» TASK REQUIREMENTS
Filter the entries below, keeping only lines with the word "structured".

**** DATA EXTRACT

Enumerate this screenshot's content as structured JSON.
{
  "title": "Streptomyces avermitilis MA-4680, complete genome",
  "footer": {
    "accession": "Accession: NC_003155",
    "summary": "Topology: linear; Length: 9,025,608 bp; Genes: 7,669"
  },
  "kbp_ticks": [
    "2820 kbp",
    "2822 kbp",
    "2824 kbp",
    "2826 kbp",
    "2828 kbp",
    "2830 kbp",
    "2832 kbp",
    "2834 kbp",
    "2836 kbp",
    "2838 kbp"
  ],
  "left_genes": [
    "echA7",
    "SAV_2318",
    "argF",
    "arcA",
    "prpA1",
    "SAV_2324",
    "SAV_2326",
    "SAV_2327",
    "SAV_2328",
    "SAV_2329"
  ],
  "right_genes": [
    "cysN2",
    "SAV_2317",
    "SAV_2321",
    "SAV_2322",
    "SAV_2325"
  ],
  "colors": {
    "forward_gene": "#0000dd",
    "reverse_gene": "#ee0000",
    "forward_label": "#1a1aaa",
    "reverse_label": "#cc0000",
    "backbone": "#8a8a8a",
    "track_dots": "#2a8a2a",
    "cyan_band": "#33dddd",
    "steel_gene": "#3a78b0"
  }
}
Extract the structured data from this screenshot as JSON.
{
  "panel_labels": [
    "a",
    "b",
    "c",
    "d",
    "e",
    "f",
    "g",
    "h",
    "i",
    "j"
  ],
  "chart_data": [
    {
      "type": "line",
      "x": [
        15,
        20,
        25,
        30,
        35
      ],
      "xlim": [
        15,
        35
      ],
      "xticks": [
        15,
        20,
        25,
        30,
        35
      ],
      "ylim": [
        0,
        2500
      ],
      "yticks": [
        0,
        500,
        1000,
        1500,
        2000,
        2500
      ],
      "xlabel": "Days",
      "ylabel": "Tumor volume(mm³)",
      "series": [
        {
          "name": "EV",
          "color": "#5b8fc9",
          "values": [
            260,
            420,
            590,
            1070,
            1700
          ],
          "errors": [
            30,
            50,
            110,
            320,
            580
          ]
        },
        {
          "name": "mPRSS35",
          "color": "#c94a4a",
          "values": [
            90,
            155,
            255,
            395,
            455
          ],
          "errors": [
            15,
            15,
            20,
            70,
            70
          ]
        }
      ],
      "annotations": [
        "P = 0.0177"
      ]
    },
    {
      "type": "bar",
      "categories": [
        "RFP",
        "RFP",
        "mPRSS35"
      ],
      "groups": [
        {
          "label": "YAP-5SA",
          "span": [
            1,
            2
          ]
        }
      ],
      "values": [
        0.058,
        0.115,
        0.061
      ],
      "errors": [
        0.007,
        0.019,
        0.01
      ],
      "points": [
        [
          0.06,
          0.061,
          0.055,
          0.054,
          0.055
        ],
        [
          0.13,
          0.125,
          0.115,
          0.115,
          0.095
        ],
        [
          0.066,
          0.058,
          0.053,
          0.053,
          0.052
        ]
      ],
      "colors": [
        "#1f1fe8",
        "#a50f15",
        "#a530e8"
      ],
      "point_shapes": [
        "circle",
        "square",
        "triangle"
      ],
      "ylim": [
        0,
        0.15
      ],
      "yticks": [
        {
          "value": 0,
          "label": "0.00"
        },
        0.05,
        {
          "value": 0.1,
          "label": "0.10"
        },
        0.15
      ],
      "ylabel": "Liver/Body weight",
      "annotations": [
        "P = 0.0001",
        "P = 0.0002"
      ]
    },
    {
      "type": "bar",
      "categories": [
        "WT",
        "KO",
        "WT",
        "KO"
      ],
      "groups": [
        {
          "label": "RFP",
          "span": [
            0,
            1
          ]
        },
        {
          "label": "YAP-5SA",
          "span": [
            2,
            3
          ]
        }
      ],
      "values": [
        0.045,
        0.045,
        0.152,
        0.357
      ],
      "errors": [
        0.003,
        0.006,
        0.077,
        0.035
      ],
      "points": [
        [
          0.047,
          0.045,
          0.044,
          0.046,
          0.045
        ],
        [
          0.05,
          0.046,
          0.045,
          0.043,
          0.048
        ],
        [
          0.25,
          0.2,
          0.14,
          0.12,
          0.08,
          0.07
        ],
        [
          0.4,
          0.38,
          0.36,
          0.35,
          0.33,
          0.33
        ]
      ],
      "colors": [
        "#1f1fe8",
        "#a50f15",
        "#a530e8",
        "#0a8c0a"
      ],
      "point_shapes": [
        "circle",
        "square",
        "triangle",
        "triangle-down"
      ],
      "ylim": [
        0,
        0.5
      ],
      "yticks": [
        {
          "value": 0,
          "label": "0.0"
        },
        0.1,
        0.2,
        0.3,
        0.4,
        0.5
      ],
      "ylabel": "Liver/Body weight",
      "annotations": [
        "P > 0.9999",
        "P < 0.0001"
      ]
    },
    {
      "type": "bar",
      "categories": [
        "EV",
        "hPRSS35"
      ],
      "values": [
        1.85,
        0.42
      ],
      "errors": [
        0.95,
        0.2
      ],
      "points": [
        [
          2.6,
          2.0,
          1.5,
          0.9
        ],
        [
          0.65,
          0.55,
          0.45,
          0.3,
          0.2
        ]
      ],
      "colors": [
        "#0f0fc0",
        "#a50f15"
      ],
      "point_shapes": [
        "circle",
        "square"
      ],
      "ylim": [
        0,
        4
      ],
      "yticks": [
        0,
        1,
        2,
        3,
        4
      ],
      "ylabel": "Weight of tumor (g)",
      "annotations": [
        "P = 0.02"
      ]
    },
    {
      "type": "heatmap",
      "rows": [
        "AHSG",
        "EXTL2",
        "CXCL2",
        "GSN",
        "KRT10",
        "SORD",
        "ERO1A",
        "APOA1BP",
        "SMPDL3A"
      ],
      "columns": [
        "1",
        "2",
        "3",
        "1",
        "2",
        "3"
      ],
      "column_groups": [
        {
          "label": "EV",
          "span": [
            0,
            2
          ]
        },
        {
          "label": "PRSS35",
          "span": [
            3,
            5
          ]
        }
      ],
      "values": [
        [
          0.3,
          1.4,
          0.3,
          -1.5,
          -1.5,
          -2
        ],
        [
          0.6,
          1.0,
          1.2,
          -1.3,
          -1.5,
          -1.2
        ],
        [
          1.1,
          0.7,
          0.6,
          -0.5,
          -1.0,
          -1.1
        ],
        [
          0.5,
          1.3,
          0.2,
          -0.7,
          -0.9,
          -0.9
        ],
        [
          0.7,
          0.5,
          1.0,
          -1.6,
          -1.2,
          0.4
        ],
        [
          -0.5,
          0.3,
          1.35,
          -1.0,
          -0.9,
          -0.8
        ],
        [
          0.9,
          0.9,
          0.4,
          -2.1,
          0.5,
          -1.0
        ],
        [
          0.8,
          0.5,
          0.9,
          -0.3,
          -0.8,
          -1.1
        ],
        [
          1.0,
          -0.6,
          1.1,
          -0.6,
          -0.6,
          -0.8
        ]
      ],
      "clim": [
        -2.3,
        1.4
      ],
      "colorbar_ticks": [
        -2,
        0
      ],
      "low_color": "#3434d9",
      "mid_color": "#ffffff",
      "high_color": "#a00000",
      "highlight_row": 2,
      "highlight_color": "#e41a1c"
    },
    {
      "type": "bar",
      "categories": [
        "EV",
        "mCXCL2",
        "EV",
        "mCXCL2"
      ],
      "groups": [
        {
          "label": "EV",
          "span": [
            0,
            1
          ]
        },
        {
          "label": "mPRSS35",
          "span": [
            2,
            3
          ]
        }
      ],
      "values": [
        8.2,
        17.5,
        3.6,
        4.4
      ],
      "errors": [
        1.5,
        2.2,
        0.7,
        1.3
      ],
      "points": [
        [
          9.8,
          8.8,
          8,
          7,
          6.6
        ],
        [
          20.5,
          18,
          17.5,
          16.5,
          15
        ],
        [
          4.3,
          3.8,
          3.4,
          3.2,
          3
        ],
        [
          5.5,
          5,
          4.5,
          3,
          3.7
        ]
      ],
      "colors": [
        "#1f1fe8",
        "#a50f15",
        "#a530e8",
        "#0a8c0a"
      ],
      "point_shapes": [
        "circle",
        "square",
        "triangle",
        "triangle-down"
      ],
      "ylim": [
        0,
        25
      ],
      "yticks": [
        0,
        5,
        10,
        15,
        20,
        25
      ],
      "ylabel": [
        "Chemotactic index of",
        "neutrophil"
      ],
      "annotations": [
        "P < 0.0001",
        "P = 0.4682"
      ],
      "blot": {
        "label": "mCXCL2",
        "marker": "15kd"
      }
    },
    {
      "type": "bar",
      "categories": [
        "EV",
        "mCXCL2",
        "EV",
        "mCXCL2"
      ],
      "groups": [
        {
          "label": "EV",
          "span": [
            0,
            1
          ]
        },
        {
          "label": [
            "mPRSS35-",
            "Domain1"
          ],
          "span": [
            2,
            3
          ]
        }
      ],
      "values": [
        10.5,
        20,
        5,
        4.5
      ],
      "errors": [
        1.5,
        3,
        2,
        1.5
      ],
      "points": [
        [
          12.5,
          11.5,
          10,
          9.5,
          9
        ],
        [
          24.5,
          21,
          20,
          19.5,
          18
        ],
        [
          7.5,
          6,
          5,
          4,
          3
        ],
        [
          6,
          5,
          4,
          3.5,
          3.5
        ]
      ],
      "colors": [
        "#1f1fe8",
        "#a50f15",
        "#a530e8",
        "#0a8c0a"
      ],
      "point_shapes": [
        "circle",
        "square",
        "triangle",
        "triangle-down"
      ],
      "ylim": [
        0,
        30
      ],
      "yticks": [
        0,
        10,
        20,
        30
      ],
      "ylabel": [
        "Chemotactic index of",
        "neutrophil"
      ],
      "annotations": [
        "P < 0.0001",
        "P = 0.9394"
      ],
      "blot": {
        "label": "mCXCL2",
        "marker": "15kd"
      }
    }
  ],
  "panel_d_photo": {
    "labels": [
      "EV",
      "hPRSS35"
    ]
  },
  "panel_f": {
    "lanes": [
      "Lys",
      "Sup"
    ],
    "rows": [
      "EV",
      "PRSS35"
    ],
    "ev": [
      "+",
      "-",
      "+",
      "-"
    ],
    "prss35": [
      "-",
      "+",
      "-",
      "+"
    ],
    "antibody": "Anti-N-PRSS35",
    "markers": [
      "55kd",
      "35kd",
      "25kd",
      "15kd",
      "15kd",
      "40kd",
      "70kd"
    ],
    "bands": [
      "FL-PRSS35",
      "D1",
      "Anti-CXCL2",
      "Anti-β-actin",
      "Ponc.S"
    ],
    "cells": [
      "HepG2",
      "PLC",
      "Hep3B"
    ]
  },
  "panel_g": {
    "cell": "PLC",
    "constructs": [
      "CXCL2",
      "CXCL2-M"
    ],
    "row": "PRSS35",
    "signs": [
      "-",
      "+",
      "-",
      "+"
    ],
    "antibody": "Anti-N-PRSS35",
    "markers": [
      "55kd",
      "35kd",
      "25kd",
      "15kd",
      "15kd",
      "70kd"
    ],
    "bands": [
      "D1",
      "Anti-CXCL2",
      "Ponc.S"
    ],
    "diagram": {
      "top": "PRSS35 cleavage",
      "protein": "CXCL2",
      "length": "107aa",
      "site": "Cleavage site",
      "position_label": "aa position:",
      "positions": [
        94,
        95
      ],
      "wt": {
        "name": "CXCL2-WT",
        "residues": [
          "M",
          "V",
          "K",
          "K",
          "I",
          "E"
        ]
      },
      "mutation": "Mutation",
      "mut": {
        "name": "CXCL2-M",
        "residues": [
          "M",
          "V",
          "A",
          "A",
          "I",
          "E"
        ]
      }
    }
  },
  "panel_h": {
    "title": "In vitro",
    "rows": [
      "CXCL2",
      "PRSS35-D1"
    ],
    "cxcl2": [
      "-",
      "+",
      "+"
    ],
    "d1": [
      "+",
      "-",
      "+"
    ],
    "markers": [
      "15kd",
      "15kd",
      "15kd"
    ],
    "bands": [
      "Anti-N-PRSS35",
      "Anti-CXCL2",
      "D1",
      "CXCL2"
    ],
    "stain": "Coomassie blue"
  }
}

********

» COMPLETED EXERCISE
Enumerate this screenshot's content as structured JSON.
Extract the structured data from this screenshot as JSON.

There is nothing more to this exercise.